#### Provided passage

# Help with an EO blend for soap



## bumbleklutz (Jul 8, 2017)

First let me say that I have zero experience using EOs in soap or blending them, other than lavender.  

Recently, I was given an ounce each of citronella and litsea cubeba and would like to use them in a soap, but I feel like I should add a third scent into that blend.  

Given those two EOs, what third (or even fourth) one would you add to it?  

Any help and suggestions would be greatly appreciated.  I should note that I am sensitive to patchouli (causes asthma to flare up) and I'm not a huge fan of lavender but not totally opposed to it.  Lavender tends to smell like moth balls to me.  Again any suggestion would be greatly appreciated.


----------



## Seawolfe (Jul 8, 2017)

I would either add some more citrus (grapefruit, orange or tangerine 10x, Bergamot) and expect some fading because that's what citrus does in soap though litsea does help anchor it (I also sometimes use clay mixed with the EO to help anchor it - it seems to help). Or go the other direction and use something like tea-tree or eucalyptus and/or rosemary to give a bass note and make the scent more green.


----------



## bumbleklutz (Jul 8, 2017)

Thanks so much!  I was thinking either basil or rosemary, but wasn't sure.   I do like foodie type scents. Thinking about that combo is making me hungry.


----------



## Cellador (Jul 8, 2017)

Personally, I'd add lemongrass EO to that mix. Maybe a majority of lemongrass, anchored with litsea cubeba, and a little citronella. You could probably add lavender to it if you had it on-hand and wanted to add a little floral to the mix.

I haven't tried that blend before, but maybe try playing with a couple of drops on a cottonball, q-tips, or a bottle to see how you like it before committing to it.

Also, I believe citronella is a sensitizer, so I would use that EO in very low amounts.


----------



## lsg (Jul 8, 2017)

Citronella is pretty strong.  I would probably use litsea with a combo of lemon and orange.


----------



## HowieRoll (Jul 8, 2017)

You may be interested in checking out Modern Soapmaking's EO Calc.  They have generously shared many EO blends and you can find them by selecting the EO(s) you'd like to use and then see what blends they suggest.  Currently, however, it doesn't look like citronella is an option, but litsea cubeba is.

http://www.eocalc.com/

At the top is also a "Calculate Your Usage Rate" tab that is helpful with figuring out how much to use based on the size of your batch oil weight.

########
#### Items

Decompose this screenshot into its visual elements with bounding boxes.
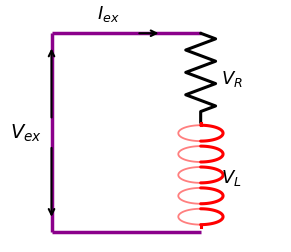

########
#### Items

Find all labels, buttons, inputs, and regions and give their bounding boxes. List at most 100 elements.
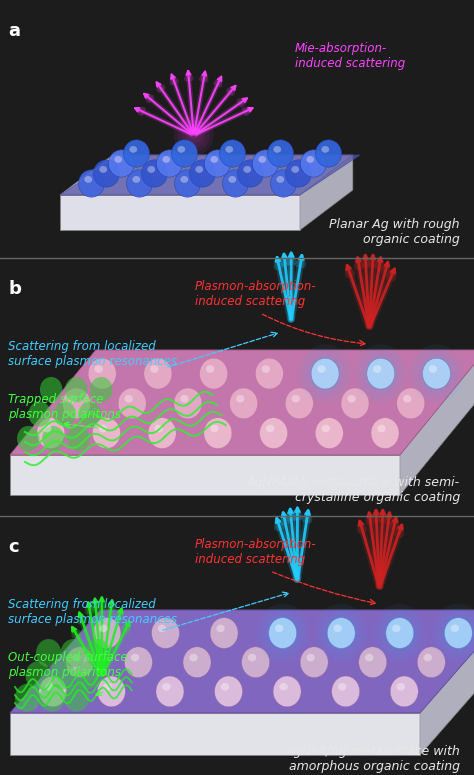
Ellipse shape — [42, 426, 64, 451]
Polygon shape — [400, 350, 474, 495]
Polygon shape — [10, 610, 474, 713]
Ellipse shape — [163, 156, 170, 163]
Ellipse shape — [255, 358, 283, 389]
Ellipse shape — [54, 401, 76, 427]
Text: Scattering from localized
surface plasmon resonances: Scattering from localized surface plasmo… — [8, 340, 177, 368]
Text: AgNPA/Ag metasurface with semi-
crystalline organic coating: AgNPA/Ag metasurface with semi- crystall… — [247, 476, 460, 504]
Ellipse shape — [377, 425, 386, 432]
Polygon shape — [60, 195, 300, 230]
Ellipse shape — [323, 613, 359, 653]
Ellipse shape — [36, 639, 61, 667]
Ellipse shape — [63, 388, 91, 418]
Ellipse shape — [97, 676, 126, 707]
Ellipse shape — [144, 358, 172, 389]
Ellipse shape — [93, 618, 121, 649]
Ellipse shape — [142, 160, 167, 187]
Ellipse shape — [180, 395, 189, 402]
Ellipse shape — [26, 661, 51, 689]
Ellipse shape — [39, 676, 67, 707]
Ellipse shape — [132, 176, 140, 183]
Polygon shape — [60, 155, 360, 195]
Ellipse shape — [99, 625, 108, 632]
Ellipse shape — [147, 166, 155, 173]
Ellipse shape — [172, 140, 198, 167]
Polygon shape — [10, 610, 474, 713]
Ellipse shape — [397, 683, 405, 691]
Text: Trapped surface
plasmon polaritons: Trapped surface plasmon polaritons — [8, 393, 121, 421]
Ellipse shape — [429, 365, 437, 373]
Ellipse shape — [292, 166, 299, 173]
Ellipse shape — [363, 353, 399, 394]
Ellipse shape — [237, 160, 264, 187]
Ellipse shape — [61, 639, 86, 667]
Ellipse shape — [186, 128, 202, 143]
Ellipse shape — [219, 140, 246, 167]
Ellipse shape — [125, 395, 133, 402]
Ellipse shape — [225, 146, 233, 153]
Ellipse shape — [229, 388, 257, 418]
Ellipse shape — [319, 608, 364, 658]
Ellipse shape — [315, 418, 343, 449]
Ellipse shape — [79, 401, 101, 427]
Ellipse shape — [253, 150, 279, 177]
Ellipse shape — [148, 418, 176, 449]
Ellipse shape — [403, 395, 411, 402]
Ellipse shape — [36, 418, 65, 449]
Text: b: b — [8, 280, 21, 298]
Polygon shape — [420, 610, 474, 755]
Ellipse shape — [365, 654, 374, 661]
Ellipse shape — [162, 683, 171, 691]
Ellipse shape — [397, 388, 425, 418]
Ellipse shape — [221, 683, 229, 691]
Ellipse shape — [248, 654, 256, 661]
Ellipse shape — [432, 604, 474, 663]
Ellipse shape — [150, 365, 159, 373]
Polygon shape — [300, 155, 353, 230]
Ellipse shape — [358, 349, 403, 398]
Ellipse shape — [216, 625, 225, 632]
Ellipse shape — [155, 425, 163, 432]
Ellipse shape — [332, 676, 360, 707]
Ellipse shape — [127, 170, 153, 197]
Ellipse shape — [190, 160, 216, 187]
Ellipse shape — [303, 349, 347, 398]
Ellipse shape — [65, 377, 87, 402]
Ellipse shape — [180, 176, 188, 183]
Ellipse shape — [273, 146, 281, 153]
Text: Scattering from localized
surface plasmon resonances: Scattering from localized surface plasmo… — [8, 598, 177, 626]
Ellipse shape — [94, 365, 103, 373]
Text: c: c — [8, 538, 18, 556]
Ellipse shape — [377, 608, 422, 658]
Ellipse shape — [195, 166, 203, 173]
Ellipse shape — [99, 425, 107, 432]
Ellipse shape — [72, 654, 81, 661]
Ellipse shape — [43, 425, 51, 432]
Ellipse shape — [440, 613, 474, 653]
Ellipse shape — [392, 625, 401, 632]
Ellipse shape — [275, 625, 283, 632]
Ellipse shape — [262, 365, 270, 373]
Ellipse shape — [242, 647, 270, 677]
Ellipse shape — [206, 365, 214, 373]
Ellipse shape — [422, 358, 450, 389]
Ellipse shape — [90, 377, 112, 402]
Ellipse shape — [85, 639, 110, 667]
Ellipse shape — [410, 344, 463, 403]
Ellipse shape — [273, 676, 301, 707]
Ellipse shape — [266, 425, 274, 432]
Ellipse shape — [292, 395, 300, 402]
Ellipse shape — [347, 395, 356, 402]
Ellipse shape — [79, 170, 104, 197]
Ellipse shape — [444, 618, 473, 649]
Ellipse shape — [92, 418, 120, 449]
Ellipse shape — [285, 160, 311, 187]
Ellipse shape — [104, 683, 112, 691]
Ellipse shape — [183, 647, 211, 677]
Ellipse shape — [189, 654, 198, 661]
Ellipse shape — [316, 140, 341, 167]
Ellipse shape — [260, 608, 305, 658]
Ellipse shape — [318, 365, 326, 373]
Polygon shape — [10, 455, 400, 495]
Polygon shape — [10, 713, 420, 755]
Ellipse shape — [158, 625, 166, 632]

########
#### Items

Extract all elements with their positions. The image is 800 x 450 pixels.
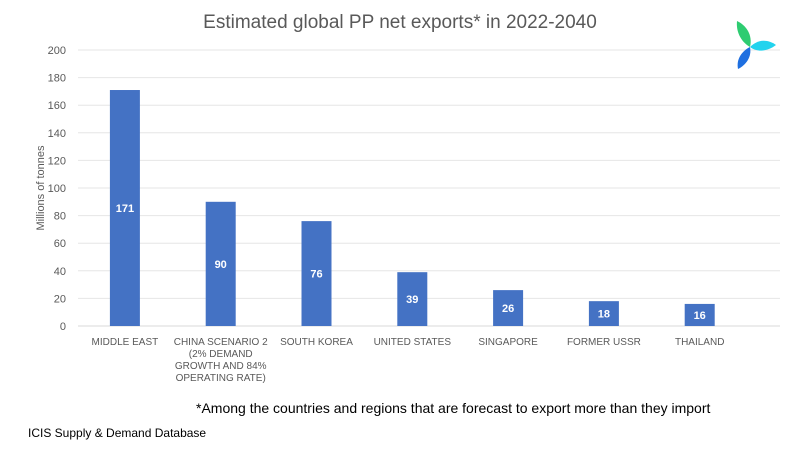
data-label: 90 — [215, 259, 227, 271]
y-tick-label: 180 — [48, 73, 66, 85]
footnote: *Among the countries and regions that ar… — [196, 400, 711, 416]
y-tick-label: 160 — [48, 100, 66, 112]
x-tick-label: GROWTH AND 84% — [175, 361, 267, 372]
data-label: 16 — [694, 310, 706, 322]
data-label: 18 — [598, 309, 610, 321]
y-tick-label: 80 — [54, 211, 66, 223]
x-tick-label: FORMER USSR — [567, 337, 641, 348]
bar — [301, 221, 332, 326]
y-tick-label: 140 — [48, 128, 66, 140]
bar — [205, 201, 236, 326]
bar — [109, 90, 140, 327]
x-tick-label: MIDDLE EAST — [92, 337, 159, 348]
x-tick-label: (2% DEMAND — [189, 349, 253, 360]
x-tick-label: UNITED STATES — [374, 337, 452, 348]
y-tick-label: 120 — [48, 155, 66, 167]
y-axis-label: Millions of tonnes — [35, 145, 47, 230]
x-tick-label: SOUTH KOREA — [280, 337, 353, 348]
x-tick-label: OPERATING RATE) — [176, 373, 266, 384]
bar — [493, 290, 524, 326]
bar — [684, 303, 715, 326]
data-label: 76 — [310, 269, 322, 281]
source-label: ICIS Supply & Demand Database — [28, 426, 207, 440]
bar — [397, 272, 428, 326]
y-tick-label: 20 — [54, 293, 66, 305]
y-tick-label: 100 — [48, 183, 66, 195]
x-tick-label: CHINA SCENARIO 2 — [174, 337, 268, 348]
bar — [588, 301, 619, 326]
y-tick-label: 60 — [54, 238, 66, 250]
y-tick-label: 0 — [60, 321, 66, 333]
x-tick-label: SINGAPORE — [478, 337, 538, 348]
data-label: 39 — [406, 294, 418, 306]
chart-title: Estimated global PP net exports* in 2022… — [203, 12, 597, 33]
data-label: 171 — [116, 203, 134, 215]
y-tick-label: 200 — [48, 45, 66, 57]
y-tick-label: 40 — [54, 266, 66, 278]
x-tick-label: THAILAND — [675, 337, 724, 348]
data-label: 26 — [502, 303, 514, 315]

########

▶ Problem statement: Please list the citrus oils that Seawolfe suggests adding in the thread about an essential oil blend for soap.

▶ Final result: Grapefruit, orange, tangerine 10x, and bergamot.